Items from a data source:
▽

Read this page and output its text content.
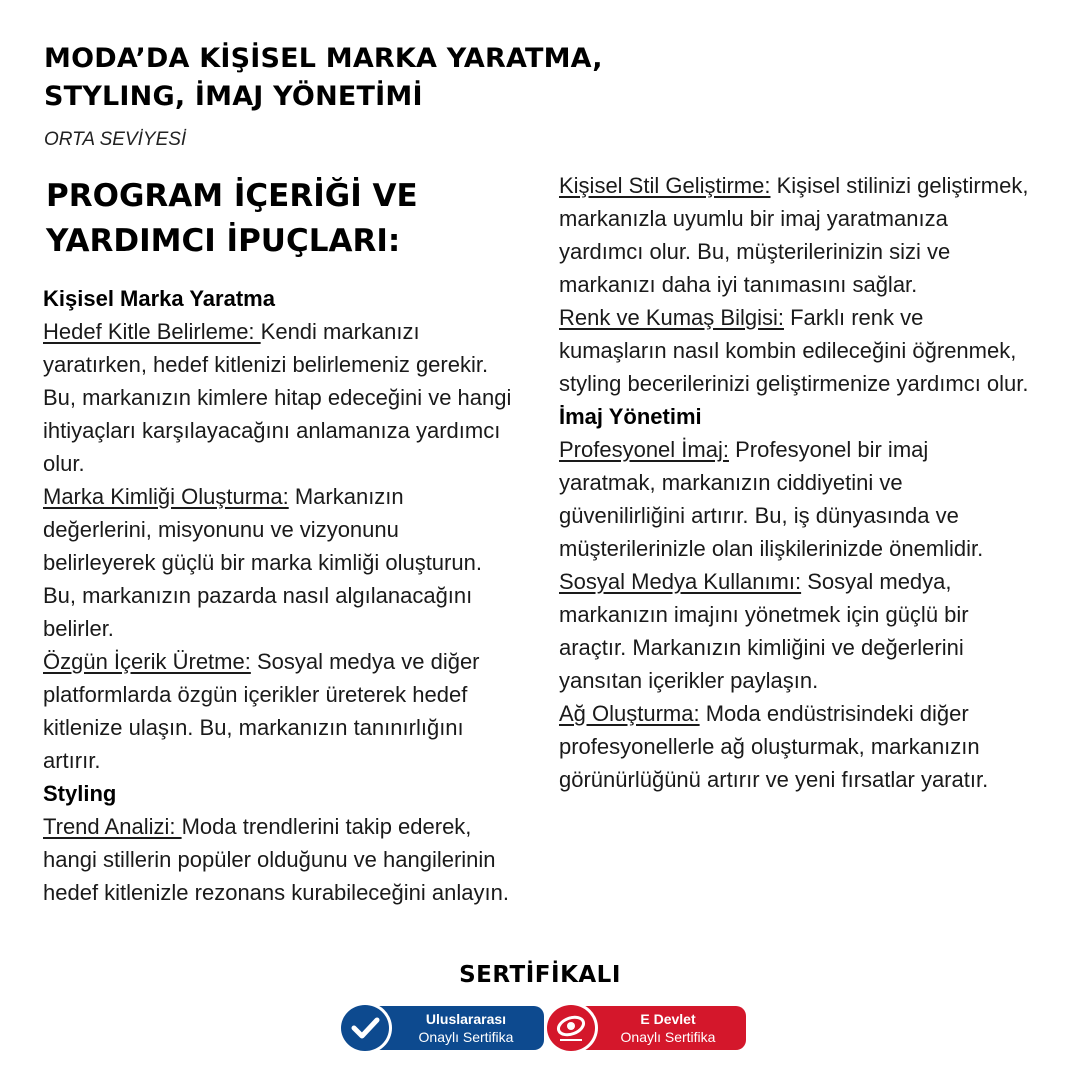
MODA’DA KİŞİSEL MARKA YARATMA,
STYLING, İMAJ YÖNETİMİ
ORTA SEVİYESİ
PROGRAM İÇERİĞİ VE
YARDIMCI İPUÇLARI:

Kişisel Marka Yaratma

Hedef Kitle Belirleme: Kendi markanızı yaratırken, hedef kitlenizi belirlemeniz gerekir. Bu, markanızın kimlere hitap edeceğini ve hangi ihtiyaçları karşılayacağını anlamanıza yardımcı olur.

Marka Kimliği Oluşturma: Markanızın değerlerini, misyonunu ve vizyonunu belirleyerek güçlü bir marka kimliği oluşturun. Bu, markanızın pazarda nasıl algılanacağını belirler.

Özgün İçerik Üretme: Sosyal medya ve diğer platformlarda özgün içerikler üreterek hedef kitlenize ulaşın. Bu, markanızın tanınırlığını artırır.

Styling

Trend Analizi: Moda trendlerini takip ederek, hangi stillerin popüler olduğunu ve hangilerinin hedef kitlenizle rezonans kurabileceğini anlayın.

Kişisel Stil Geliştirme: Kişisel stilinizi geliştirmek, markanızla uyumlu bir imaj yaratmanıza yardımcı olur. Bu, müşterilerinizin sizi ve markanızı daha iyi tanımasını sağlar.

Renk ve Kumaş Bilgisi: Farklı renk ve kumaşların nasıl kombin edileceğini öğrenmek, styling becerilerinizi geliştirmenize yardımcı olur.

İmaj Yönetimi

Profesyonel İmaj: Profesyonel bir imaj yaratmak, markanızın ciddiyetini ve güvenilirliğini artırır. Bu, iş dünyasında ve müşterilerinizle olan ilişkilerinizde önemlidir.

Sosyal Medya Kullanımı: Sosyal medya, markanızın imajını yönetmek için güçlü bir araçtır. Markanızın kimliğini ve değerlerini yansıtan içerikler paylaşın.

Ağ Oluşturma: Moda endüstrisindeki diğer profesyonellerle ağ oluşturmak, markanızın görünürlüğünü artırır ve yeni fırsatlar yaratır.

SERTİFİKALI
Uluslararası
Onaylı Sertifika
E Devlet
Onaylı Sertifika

△
▽

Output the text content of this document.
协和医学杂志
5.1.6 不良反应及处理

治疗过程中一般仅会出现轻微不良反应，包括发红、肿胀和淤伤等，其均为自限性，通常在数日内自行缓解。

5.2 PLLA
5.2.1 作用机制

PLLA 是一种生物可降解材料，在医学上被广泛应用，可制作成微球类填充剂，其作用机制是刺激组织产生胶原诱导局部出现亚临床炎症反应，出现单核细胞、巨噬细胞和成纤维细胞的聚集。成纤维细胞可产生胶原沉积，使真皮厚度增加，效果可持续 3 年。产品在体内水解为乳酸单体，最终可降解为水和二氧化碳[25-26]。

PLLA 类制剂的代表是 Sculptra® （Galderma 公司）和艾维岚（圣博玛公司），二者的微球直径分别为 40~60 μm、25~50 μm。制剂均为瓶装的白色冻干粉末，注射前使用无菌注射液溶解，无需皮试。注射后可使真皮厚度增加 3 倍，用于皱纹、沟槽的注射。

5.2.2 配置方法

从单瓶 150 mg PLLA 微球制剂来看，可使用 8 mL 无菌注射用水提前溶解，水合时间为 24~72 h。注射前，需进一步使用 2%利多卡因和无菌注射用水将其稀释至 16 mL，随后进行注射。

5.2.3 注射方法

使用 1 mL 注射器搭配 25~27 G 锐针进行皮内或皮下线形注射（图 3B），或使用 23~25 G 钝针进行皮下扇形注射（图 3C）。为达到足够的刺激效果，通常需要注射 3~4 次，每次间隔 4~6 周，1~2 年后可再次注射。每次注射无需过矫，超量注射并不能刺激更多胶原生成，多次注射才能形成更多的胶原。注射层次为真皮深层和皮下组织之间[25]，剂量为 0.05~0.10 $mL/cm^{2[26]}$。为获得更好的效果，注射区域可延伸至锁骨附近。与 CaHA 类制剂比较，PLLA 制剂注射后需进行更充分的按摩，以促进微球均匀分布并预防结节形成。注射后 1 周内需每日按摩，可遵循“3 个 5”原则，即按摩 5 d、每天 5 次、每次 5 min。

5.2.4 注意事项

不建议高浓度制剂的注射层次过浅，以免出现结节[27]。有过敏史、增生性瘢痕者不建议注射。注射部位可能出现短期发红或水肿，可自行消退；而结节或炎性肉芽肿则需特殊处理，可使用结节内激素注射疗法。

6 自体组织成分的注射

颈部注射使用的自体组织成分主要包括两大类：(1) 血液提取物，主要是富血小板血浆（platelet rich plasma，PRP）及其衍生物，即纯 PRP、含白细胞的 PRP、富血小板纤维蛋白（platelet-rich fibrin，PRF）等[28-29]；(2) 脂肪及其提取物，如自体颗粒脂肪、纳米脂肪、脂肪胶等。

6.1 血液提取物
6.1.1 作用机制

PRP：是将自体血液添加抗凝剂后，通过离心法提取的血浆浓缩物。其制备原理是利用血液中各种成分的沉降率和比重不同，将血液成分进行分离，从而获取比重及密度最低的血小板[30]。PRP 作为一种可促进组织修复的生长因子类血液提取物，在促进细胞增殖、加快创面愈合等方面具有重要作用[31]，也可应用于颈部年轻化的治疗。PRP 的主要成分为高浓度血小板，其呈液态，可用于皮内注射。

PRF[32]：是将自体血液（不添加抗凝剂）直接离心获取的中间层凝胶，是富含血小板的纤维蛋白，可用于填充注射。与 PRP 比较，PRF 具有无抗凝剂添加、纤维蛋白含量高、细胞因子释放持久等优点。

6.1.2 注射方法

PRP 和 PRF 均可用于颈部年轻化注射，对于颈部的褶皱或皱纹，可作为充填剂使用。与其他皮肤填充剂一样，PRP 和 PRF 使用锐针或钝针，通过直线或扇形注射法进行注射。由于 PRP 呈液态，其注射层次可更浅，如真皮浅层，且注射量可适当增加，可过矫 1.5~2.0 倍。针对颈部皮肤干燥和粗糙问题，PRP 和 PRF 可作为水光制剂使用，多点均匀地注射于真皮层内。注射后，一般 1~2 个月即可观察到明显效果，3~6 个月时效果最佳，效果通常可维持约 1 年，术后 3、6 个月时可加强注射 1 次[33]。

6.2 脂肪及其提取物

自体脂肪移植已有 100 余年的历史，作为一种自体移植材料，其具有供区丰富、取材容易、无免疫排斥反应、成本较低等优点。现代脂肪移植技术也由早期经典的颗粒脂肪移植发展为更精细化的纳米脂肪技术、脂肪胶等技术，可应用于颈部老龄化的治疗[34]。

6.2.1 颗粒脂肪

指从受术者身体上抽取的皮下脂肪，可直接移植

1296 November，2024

△

**DO THIS**
Only a number is expected here: the count of lines in the listing that hold the string "yardımcı".

**WRITTEN ANSWER**
3